#### What the task asks
All the data must come back unchanged, except that pictures are left out.

--- BEGIN ---

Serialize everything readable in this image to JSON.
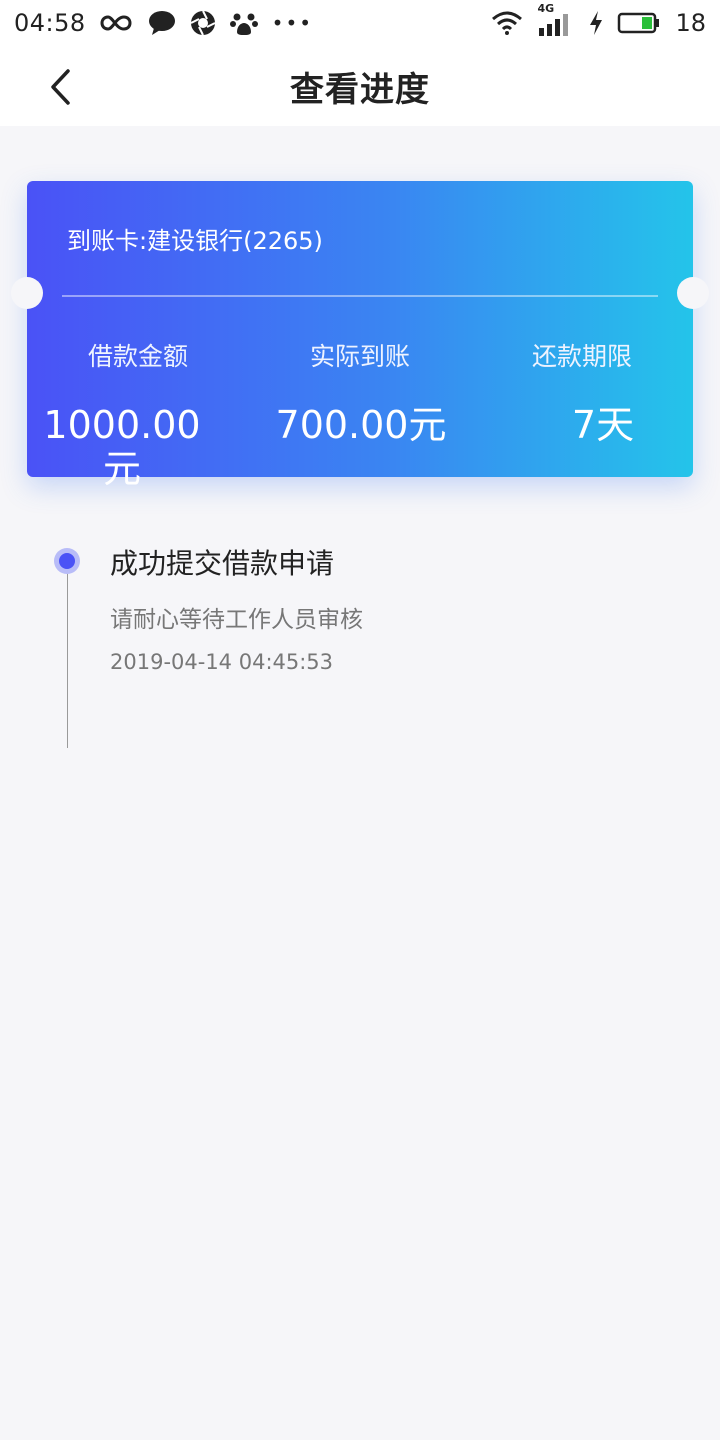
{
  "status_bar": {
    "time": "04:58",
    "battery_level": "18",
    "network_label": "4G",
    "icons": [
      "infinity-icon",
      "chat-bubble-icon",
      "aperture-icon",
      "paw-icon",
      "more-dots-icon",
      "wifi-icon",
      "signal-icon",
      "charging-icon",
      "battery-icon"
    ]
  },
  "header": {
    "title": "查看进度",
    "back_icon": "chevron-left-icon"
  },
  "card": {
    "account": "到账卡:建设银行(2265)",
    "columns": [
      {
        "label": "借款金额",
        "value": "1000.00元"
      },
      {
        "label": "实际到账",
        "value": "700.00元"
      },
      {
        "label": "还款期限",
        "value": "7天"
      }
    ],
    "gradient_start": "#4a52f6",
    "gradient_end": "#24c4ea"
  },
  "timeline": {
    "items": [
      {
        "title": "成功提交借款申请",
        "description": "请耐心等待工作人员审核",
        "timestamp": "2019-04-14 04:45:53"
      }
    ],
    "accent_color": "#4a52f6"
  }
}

--- END ---

#### Solution to the exercise
Serialize everything readable in this image to JSON.
{
  "status_bar": {
    "time": "04:58",
    "battery_level": "18",
    "network_label": "4G",
    "icons": [
      "infinity-icon",
      "chat-bubble-icon",
      "aperture-icon",
      "paw-icon",
      "more-dots-icon",
      "wifi-icon",
      "signal-icon",
      "charging-icon",
      "battery-icon"
    ]
  },
  "header": {
    "title": "查看进度",
    "back_icon": "chevron-left-icon"
  },
  "card": {
    "account": "到账卡:建设银行(2265)",
    "columns": [
      {
        "label": "借款金额",
        "value": "1000.00元"
      },
      {
        "label": "实际到账",
        "value": "700.00元"
      },
      {
        "label": "还款期限",
        "value": "7天"
      }
    ],
    "gradient_start": "#4a52f6",
    "gradient_end": "#24c4ea"
  },
  "timeline": {
    "items": [
      {
        "title": "成功提交借款申请",
        "description": "请耐心等待工作人员审核",
        "timestamp": "2019-04-14 04:45:53"
      }
    ],
    "accent_color": "#4a52f6"
  }
}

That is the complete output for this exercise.